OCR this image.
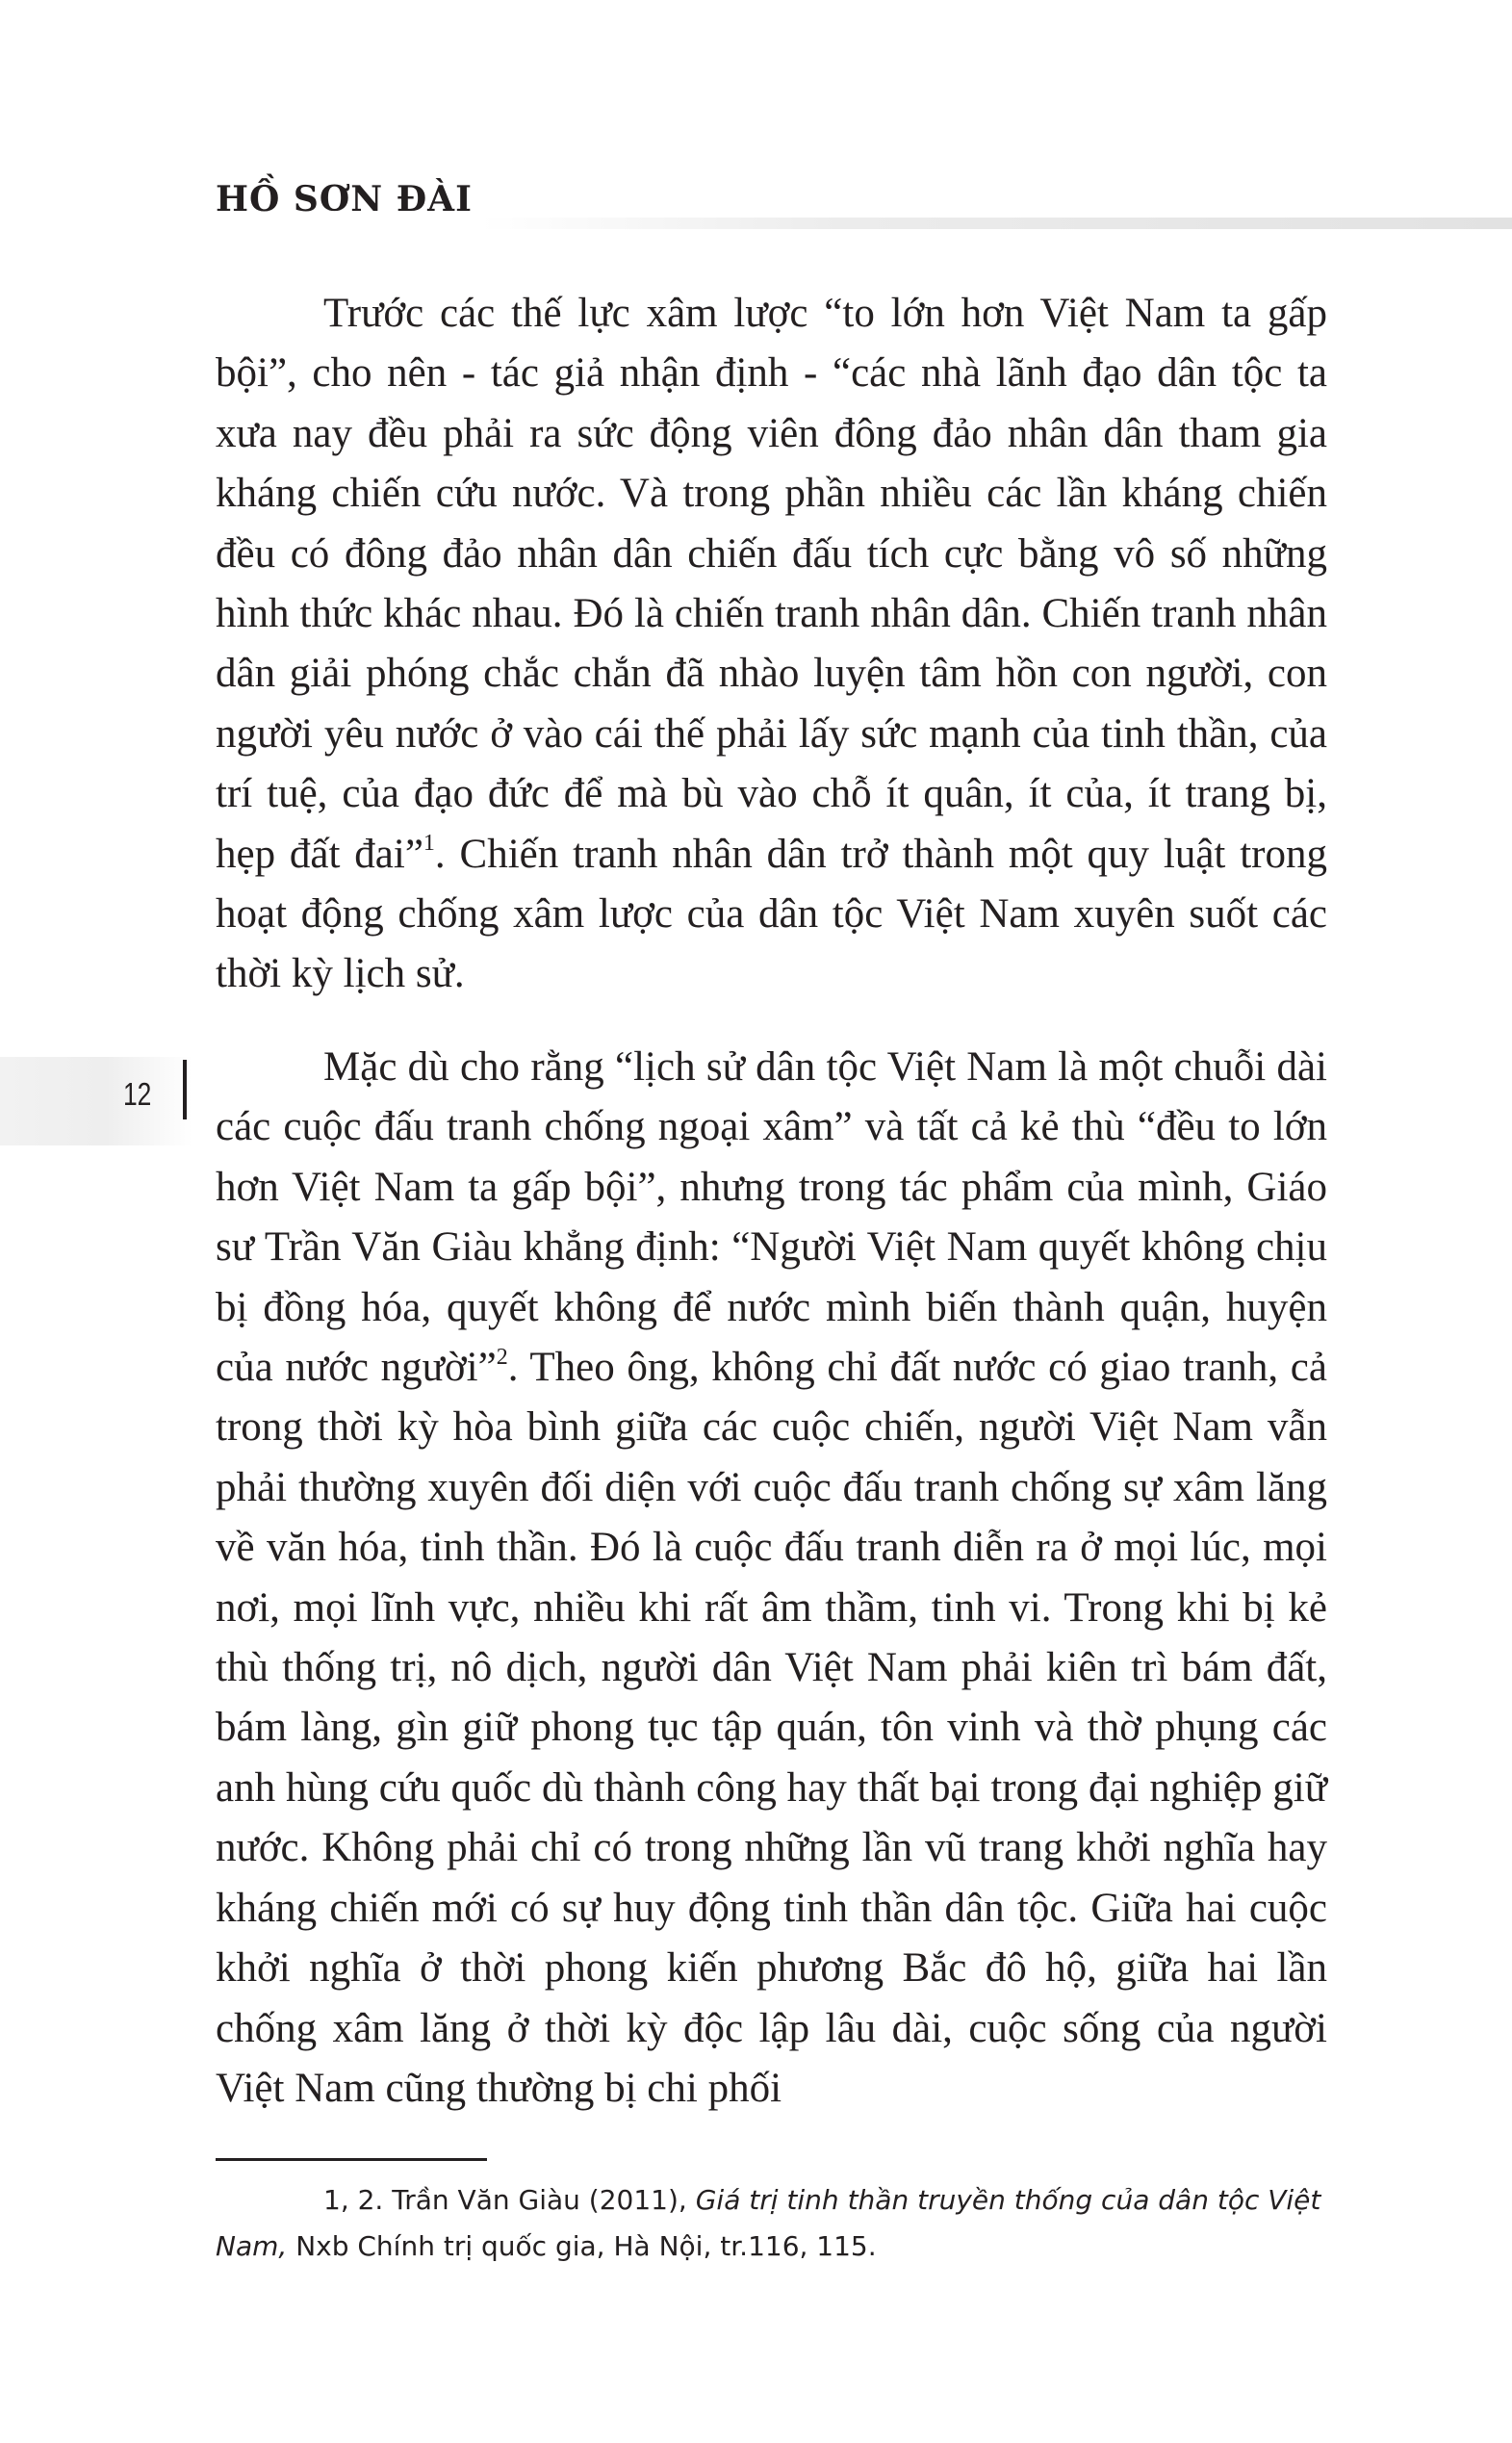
HỒ SƠN ĐÀI
12

Trước các thế lực xâm lược “to lớn hơn Việt Nam ta gấp bội”, cho nên - tác giả nhận định - “các nhà lãnh đạo dân tộc ta xưa nay đều phải ra sức động viên đông đảo nhân dân tham gia kháng chiến cứu nước. Và trong phần nhiều các lần kháng chiến đều có đông đảo nhân dân chiến đấu tích cực bằng vô số những hình thức khác nhau. Đó là chiến tranh nhân dân. Chiến tranh nhân dân giải phóng chắc chắn đã nhào luyện tâm hồn con người, con người yêu nước ở vào cái thế phải lấy sức mạnh của tinh thần, của trí tuệ, của đạo đức để mà bù vào chỗ ít quân, ít của, ít trang bị, hẹp đất đai”$^1$. Chiến tranh nhân dân trở thành một quy luật trong hoạt động chống xâm lược của dân tộc Việt Nam xuyên suốt các thời kỳ lịch sử.

Mặc dù cho rằng “lịch sử dân tộc Việt Nam là một chuỗi dài các cuộc đấu tranh chống ngoại xâm” và tất cả kẻ thù “đều to lớn hơn Việt Nam ta gấp bội”, nhưng trong tác phẩm của mình, Giáo sư Trần Văn Giàu khẳng định: “Người Việt Nam quyết không chịu bị đồng hóa, quyết không để nước mình biến thành quận, huyện của nước người”$^2$. Theo ông, không chỉ đất nước có giao tranh, cả trong thời kỳ hòa bình giữa các cuộc chiến, người Việt Nam vẫn phải thường xuyên đối diện với cuộc đấu tranh chống sự xâm lăng về văn hóa, tinh thần. Đó là cuộc đấu tranh diễn ra ở mọi lúc, mọi nơi, mọi lĩnh vực, nhiều khi rất âm thầm, tinh vi. Trong khi bị kẻ thù thống trị, nô dịch, người dân Việt Nam phải kiên trì bám đất, bám làng, gìn giữ phong tục tập quán, tôn vinh và thờ phụng các anh hùng cứu quốc dù thành công hay thất bại trong đại nghiệp giữ nước. Không phải chỉ có trong những lần vũ trang khởi nghĩa hay kháng chiến mới có sự huy động tinh thần dân tộc. Giữa hai cuộc khởi nghĩa ở thời phong kiến phương Bắc đô hộ, giữa hai lần chống xâm lăng ở thời kỳ độc lập lâu dài, cuộc sống của người Việt Nam cũng thường bị chi phối

1, 2. Trần Văn Giàu (2011), Giá trị tinh thần truyền thống của dân tộc Việt Nam, Nxb Chính trị quốc gia, Hà Nội, tr.116, 115.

__________

* _AIM_
Restate every record exactly, please; do not copy the pictures.

* _THE SOLUTION_
OCR this image.
HỒ SƠN ĐÀI
12

Trước các thế lực xâm lược “to lớn hơn Việt Nam ta gấp bội”, cho nên - tác giả nhận định - “các nhà lãnh đạo dân tộc ta xưa nay đều phải ra sức động viên đông đảo nhân dân tham gia kháng chiến cứu nước. Và trong phần nhiều các lần kháng chiến đều có đông đảo nhân dân chiến đấu tích cực bằng vô số những hình thức khác nhau. Đó là chiến tranh nhân dân. Chiến tranh nhân dân giải phóng chắc chắn đã nhào luyện tâm hồn con người, con người yêu nước ở vào cái thế phải lấy sức mạnh của tinh thần, của trí tuệ, của đạo đức để mà bù vào chỗ ít quân, ít của, ít trang bị, hẹp đất đai”$^1$. Chiến tranh nhân dân trở thành một quy luật trong hoạt động chống xâm lược của dân tộc Việt Nam xuyên suốt các thời kỳ lịch sử.

Mặc dù cho rằng “lịch sử dân tộc Việt Nam là một chuỗi dài các cuộc đấu tranh chống ngoại xâm” và tất cả kẻ thù “đều to lớn hơn Việt Nam ta gấp bội”, nhưng trong tác phẩm của mình, Giáo sư Trần Văn Giàu khẳng định: “Người Việt Nam quyết không chịu bị đồng hóa, quyết không để nước mình biến thành quận, huyện của nước người”$^2$. Theo ông, không chỉ đất nước có giao tranh, cả trong thời kỳ hòa bình giữa các cuộc chiến, người Việt Nam vẫn phải thường xuyên đối diện với cuộc đấu tranh chống sự xâm lăng về văn hóa, tinh thần. Đó là cuộc đấu tranh diễn ra ở mọi lúc, mọi nơi, mọi lĩnh vực, nhiều khi rất âm thầm, tinh vi. Trong khi bị kẻ thù thống trị, nô dịch, người dân Việt Nam phải kiên trì bám đất, bám làng, gìn giữ phong tục tập quán, tôn vinh và thờ phụng các anh hùng cứu quốc dù thành công hay thất bại trong đại nghiệp giữ nước. Không phải chỉ có trong những lần vũ trang khởi nghĩa hay kháng chiến mới có sự huy động tinh thần dân tộc. Giữa hai cuộc khởi nghĩa ở thời phong kiến phương Bắc đô hộ, giữa hai lần chống xâm lăng ở thời kỳ độc lập lâu dài, cuộc sống của người Việt Nam cũng thường bị chi phối

1, 2. Trần Văn Giàu (2011), Giá trị tinh thần truyền thống của dân tộc Việt Nam, Nxb Chính trị quốc gia, Hà Nội, tr.116, 115.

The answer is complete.